===== ROWS

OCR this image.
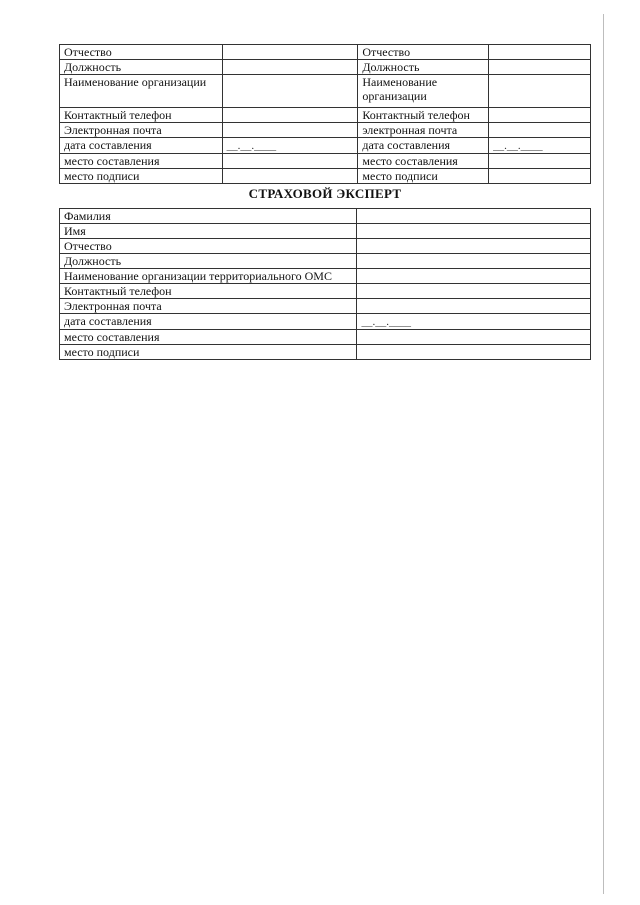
Отчество		Отчество	
Должность		Должность	
Наименование организации		Наименование организации	
Контактный телефон		Контактный телефон	
Электронная почта		электронная почта	
дата составления	__.__.____	дата составления	__.__.____
место составления		место составления	
место подписи		место подписи	
СТРАХОВОЙ ЭКСПЕРТ
Фамилия	
Имя	
Отчество	
Должность	
Наименование организации территориального ОМС	
Контактный телефон	
Электронная почта	
дата составления	__.__.____
место составления	
место подписи	
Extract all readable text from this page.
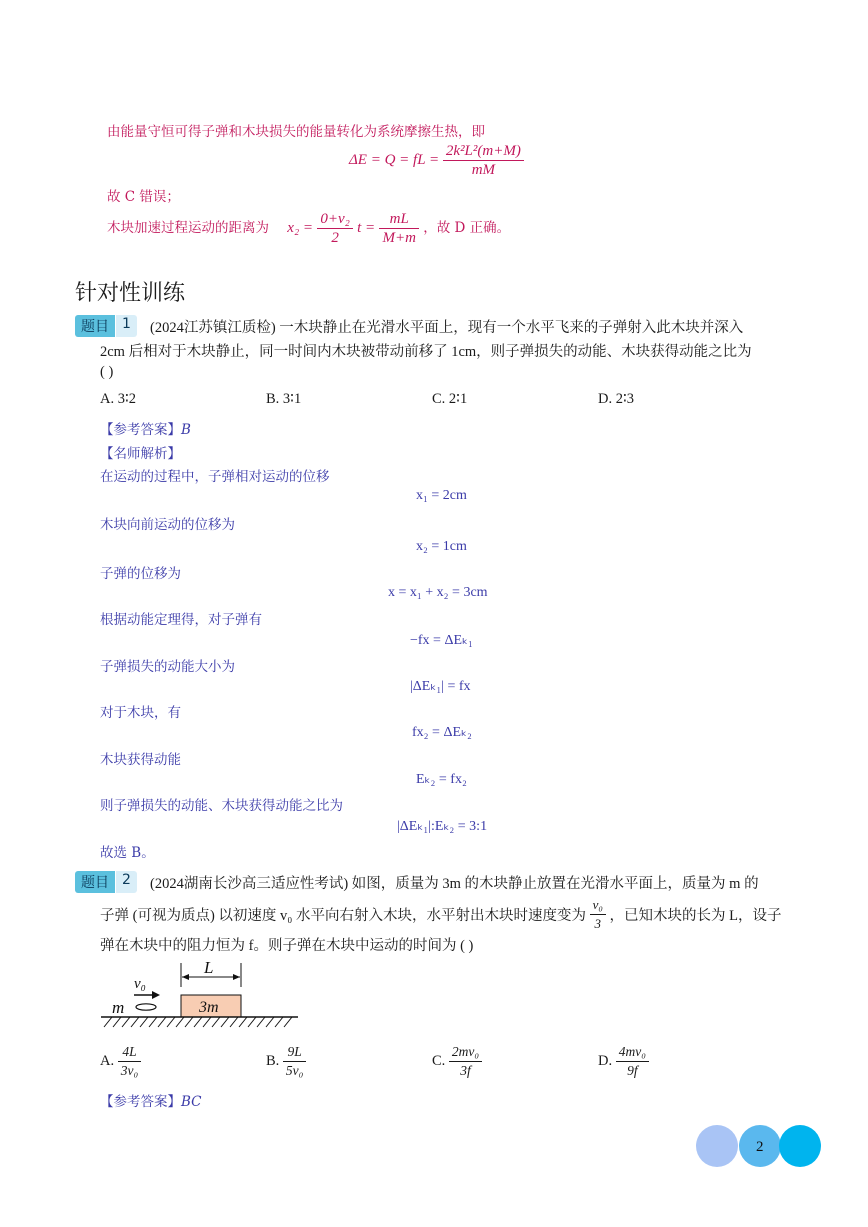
由能量守恒可得子弹和木块损失的能量转化为系统摩擦生热，即
ΔE = Q = fL = $\frac{\text{2k²L²(m+M)}}{mM}$
故 C 错误；
木块加速过程运动的距离为 $x_2 = \frac{\text{0+v₂}}{2}$ $t = \frac{mL}{M+m}$ ，故 D 正确。
针对性训练
题目 1	(2024江苏镇江质检) 一木块静止在光滑水平面上，现有一个水平飞来的子弹射入此木块并深入
2cm 后相对于木块静止，同一时间内木块被带动前移了 1cm，则子弹损失的动能、木块获得动能之比为
( )
A. 3∶2	B. 3∶1	C. 2∶1	D. 2∶3
【参考答案】B
【名师解析】
在运动的过程中，子弹相对运动的位移
x₁ = 2cm
木块向前运动的位移为
x₂ = 1cm
子弹的位移为
x = x₁ + x₂ = 3cm
根据动能定理得，对子弹有
−fx = ΔEₖ₁
子弹损失的动能大小为
|ΔEₖ₁| = fx
对于木块，有
fx₂ = ΔEₖ₂
木块获得动能
Eₖ₂ = fx₂
则子弹损失的动能、木块获得动能之比为
|ΔEₖ₁|:Eₖ₂ = 3:1
故选 B。
题目 2	(2024湖南长沙高三适应性考试) 如图，质量为 3m 的木块静止放置在光滑水平面上，质量为 m 的
子弹 (可视为质点) 以初速度 v₀ 水平向右射入木块，水平射出木块时速度变为 $\frac{\text{v₀}}{3}$ ，已知木块的长为 L，设子
弹在木块中的阻力恒为 f。则子弹在木块中运动的时间为 ( )
L
v₀
m	3m
A. $\frac{4L}{\text{3v₀}}$	B. $\frac{9L}{\text{5v₀}}$	C. $\frac{\text{2mv₀}}{3f}$	D. $\frac{\text{4mv₀}}{9f}$
【参考答案】BC
2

==========

**SHORT PROBLEM**
Repeat every record above exactly, but leave out any pictures.

**ANSWER TO THIS EXERCISE**
OCR this image.
Отчество		Отчество	
Должность		Должность	
Наименование организации		Наименование организации	
Контактный телефон		Контактный телефон	
Электронная почта		электронная почта	
дата составления	__.__.____	дата составления	__.__.____
место составления		место составления	
место подписи		место подписи	
СТРАХОВОЙ ЭКСПЕРТ
Фамилия	
Имя	
Отчество	
Должность	
Наименование организации территориального ОМС	
Контактный телефон	
Электронная почта	
дата составления	__.__.____
место составления	
место подписи	
Extract all readable text from this page.
由能量守恒可得子弹和木块损失的能量转化为系统摩擦生热，即
ΔE = Q = fL = $\frac{\text{2k²L²(m+M)}}{mM}$
故 C 错误；
木块加速过程运动的距离为 $x_2 = \frac{\text{0+v₂}}{2}$ $t = \frac{mL}{M+m}$ ，故 D 正确。
针对性训练
题目 1	(2024江苏镇江质检) 一木块静止在光滑水平面上，现有一个水平飞来的子弹射入此木块并深入
2cm 后相对于木块静止，同一时间内木块被带动前移了 1cm，则子弹损失的动能、木块获得动能之比为
( )
A. 3∶2	B. 3∶1	C. 2∶1	D. 2∶3
【参考答案】B
【名师解析】
在运动的过程中，子弹相对运动的位移
x₁ = 2cm
木块向前运动的位移为
x₂ = 1cm
子弹的位移为
x = x₁ + x₂ = 3cm
根据动能定理得，对子弹有
−fx = ΔEₖ₁
子弹损失的动能大小为
|ΔEₖ₁| = fx
对于木块，有
fx₂ = ΔEₖ₂
木块获得动能
Eₖ₂ = fx₂
则子弹损失的动能、木块获得动能之比为
|ΔEₖ₁|:Eₖ₂ = 3:1
故选 B。
题目 2	(2024湖南长沙高三适应性考试) 如图，质量为 3m 的木块静止放置在光滑水平面上，质量为 m 的
子弹 (可视为质点) 以初速度 v₀ 水平向右射入木块，水平射出木块时速度变为 $\frac{\text{v₀}}{3}$ ，已知木块的长为 L，设子
弹在木块中的阻力恒为 f。则子弹在木块中运动的时间为 ( )
L
v₀
m	3m
A. $\frac{4L}{\text{3v₀}}$	B. $\frac{9L}{\text{5v₀}}$	C. $\frac{\text{2mv₀}}{3f}$	D. $\frac{\text{4mv₀}}{9f}$
【参考答案】BC
2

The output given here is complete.